[Short problem]
Leave out the pictures and repeat the data exactly.

[Figure dataset records]
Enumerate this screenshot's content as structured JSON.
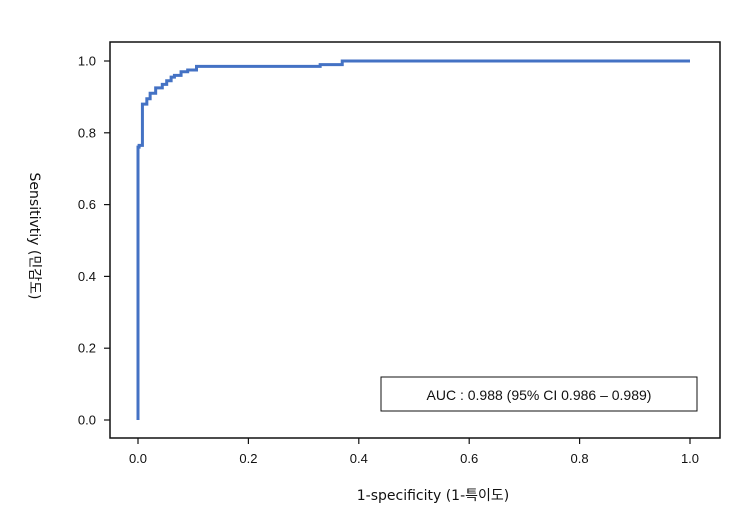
{
  "chart_data": {
    "type": "line",
    "title": "",
    "xlabel": "1-specificity (1-특이도)",
    "ylabel": "Sensitivtiy (민감도)",
    "xlim": [
      0.0,
      1.0
    ],
    "ylim": [
      0.0,
      1.0
    ],
    "xticks": [
      "0.0",
      "0.2",
      "0.4",
      "0.6",
      "0.8",
      "1.0"
    ],
    "yticks": [
      "0.0",
      "0.2",
      "0.4",
      "0.6",
      "0.8",
      "1.0"
    ],
    "grid": false,
    "legend": "none",
    "annotation": "AUC : 0.988 (95% CI 0.986 – 0.989)",
    "line_color": "#4472c4",
    "series": [
      {
        "x": [
          0.0,
          0.0,
          0.002,
          0.002,
          0.008,
          0.008,
          0.016,
          0.016,
          0.022,
          0.022,
          0.032,
          0.032,
          0.044,
          0.044,
          0.052,
          0.052,
          0.06,
          0.06,
          0.066,
          0.066,
          0.078,
          0.078,
          0.09,
          0.09,
          0.106,
          0.106,
          0.33,
          0.33,
          0.37,
          0.37,
          1.0
        ],
        "y": [
          0.0,
          0.76,
          0.76,
          0.765,
          0.765,
          0.88,
          0.88,
          0.895,
          0.895,
          0.91,
          0.91,
          0.925,
          0.925,
          0.935,
          0.935,
          0.945,
          0.945,
          0.955,
          0.955,
          0.96,
          0.96,
          0.97,
          0.97,
          0.975,
          0.975,
          0.985,
          0.985,
          0.99,
          0.99,
          1.0,
          1.0
        ]
      }
    ]
  }
}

[Solution]
Enumerate this screenshot's content as structured JSON.
{
  "chart_data": {
    "type": "line",
    "title": "",
    "xlabel": "1-specificity (1-특이도)",
    "ylabel": "Sensitivtiy (민감도)",
    "xlim": [
      0.0,
      1.0
    ],
    "ylim": [
      0.0,
      1.0
    ],
    "xticks": [
      "0.0",
      "0.2",
      "0.4",
      "0.6",
      "0.8",
      "1.0"
    ],
    "yticks": [
      "0.0",
      "0.2",
      "0.4",
      "0.6",
      "0.8",
      "1.0"
    ],
    "grid": false,
    "legend": "none",
    "annotation": "AUC : 0.988 (95% CI 0.986 – 0.989)",
    "line_color": "#4472c4",
    "series": [
      {
        "x": [
          0.0,
          0.0,
          0.002,
          0.002,
          0.008,
          0.008,
          0.016,
          0.016,
          0.022,
          0.022,
          0.032,
          0.032,
          0.044,
          0.044,
          0.052,
          0.052,
          0.06,
          0.06,
          0.066,
          0.066,
          0.078,
          0.078,
          0.09,
          0.09,
          0.106,
          0.106,
          0.33,
          0.33,
          0.37,
          0.37,
          1.0
        ],
        "y": [
          0.0,
          0.76,
          0.76,
          0.765,
          0.765,
          0.88,
          0.88,
          0.895,
          0.895,
          0.91,
          0.91,
          0.925,
          0.925,
          0.935,
          0.935,
          0.945,
          0.945,
          0.955,
          0.955,
          0.96,
          0.96,
          0.97,
          0.97,
          0.975,
          0.975,
          0.985,
          0.985,
          0.99,
          0.99,
          1.0,
          1.0
        ]
      }
    ]
  }
}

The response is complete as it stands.